== PROVIDED DATA
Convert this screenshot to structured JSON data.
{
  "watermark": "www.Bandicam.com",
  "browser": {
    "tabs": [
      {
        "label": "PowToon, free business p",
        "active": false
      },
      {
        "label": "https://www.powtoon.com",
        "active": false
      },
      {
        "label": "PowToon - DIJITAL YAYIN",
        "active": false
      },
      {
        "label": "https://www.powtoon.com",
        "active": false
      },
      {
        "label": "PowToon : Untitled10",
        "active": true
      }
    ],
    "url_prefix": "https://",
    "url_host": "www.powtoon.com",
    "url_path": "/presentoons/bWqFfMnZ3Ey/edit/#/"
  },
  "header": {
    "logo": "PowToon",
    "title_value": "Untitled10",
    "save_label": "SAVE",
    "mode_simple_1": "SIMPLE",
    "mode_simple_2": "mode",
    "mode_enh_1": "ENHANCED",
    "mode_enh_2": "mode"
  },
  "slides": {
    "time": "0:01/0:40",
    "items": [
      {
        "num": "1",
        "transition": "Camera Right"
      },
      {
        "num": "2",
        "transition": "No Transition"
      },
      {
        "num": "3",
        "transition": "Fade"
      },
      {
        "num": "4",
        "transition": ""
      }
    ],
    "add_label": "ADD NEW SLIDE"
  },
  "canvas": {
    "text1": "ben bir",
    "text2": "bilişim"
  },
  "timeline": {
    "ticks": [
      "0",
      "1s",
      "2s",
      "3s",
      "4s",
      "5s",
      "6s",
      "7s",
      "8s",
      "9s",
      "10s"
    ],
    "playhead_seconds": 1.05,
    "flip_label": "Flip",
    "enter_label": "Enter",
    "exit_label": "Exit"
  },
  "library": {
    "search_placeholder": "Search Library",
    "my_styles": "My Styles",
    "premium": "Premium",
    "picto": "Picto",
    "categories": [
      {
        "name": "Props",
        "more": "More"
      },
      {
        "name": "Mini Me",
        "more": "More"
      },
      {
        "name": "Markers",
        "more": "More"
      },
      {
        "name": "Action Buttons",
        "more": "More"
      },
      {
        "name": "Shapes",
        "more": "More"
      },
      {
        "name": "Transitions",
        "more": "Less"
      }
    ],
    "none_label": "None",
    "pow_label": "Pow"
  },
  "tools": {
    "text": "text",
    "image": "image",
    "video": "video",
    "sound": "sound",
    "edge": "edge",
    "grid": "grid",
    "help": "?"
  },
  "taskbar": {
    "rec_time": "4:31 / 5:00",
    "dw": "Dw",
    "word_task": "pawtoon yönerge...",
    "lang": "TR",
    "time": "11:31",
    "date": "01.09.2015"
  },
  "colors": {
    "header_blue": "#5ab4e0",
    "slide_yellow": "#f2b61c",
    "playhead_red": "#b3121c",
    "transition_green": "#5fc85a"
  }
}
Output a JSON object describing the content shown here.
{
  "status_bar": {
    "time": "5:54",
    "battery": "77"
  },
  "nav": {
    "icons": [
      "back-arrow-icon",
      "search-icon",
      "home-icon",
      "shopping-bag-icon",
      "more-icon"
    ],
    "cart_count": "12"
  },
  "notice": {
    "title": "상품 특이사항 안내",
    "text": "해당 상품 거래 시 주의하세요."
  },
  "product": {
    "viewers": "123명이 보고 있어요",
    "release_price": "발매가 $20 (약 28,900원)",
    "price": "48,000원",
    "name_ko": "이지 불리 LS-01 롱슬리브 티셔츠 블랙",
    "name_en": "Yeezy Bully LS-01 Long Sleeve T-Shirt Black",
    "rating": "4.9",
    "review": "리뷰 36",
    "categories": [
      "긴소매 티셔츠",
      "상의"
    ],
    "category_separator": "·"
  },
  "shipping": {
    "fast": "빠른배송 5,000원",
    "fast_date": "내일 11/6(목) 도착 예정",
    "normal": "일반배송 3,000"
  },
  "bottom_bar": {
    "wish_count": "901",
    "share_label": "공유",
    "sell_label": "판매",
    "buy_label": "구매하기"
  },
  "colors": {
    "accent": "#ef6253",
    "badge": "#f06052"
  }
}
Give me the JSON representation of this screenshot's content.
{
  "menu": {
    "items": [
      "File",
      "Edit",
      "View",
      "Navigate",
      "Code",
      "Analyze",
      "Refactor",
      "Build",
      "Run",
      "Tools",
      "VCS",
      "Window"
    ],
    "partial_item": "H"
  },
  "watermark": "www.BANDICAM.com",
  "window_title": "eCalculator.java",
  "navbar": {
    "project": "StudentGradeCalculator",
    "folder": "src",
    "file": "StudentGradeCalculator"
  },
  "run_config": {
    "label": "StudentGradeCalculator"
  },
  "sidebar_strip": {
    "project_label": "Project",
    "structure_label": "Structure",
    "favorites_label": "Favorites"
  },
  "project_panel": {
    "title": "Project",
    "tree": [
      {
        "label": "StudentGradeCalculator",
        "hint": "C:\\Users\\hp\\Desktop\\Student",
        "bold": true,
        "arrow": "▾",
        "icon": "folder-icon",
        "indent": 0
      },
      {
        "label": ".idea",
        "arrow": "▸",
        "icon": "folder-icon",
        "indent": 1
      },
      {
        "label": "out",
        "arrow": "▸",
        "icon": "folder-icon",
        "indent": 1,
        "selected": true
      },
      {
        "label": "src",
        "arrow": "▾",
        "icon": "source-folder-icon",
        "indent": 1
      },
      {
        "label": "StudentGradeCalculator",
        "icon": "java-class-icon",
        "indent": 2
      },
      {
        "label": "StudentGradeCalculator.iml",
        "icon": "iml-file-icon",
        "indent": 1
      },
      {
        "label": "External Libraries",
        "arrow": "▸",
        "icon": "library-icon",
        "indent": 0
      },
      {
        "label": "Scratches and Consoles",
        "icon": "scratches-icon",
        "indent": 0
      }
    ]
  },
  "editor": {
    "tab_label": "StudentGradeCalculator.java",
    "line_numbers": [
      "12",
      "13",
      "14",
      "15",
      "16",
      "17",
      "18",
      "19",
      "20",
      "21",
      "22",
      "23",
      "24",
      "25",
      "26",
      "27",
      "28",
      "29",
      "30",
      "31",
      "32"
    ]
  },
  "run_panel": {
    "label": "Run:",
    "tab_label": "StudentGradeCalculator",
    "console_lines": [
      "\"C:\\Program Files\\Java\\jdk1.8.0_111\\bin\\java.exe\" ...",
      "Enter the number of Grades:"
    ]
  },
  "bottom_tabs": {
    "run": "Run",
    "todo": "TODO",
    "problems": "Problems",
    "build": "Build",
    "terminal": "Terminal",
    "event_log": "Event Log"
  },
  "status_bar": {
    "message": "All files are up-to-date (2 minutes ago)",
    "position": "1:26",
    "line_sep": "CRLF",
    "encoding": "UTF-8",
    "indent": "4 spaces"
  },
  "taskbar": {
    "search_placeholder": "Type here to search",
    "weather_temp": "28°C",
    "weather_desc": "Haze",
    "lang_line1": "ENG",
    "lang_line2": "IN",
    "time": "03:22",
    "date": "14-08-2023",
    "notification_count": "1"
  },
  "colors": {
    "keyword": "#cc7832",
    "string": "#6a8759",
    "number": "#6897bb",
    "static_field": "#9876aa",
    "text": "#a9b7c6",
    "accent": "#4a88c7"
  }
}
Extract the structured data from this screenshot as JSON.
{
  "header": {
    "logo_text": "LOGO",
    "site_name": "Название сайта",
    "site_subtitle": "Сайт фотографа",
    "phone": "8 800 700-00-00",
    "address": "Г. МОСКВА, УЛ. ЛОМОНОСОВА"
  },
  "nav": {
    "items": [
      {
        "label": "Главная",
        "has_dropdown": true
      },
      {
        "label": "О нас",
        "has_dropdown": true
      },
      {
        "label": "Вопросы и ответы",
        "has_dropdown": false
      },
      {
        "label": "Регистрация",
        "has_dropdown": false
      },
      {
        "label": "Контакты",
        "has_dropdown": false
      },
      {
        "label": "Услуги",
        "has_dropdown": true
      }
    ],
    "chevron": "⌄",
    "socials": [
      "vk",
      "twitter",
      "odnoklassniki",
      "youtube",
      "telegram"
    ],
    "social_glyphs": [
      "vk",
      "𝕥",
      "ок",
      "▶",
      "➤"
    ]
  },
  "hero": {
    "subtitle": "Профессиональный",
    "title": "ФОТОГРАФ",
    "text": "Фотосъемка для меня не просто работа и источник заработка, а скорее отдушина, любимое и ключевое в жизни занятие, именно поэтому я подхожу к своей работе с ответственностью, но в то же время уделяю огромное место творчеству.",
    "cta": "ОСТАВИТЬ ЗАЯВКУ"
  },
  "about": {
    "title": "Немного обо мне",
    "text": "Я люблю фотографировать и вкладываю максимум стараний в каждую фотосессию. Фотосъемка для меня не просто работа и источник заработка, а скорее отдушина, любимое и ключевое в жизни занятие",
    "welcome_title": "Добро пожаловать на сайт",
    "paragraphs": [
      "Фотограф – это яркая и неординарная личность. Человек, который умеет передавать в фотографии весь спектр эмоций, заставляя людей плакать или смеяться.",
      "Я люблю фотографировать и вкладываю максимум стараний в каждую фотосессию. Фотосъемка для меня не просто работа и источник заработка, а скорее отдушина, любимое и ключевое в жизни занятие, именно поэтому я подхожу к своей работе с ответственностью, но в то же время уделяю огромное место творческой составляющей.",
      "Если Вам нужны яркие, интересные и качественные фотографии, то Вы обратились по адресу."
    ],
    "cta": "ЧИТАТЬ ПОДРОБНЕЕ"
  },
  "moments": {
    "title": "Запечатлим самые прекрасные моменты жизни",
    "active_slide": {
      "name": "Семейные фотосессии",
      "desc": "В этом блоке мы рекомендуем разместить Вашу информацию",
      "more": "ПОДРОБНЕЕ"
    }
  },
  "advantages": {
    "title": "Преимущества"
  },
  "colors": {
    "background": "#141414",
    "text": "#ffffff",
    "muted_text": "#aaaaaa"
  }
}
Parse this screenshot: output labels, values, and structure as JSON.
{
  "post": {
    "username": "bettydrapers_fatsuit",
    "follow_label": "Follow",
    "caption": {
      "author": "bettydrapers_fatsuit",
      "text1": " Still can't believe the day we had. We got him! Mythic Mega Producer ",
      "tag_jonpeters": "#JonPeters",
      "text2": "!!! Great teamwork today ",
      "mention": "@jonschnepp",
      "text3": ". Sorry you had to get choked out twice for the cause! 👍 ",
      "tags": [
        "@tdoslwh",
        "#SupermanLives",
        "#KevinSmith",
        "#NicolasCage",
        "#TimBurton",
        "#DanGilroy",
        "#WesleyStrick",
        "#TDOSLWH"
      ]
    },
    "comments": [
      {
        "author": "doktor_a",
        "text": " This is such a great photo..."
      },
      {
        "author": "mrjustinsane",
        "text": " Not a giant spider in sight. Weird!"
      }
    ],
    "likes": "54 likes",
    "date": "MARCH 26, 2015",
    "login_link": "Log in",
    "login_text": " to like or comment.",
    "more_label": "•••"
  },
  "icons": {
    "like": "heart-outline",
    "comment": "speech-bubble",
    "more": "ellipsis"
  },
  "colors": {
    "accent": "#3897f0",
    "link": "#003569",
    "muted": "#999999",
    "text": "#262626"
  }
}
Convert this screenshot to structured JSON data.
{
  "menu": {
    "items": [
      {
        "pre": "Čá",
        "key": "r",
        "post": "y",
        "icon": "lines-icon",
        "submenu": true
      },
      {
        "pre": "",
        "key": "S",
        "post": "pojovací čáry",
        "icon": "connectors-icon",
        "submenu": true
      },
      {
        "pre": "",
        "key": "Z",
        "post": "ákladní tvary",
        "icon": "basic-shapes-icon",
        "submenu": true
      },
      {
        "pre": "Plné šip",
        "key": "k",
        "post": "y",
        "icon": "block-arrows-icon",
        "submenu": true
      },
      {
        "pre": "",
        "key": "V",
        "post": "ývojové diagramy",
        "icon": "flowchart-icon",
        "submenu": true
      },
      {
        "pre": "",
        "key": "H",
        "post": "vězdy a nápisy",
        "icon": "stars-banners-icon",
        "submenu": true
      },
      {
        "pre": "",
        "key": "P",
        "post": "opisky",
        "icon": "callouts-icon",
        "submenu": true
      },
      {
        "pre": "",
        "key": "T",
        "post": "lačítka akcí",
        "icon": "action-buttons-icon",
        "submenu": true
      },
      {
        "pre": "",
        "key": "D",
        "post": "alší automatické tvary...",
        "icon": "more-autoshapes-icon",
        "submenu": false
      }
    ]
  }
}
====
*EXERCISE DESCRIPTION*. Count the lines above in which the word "screenshot" appears, then state only that count.

*COMPLETED TASK*. 5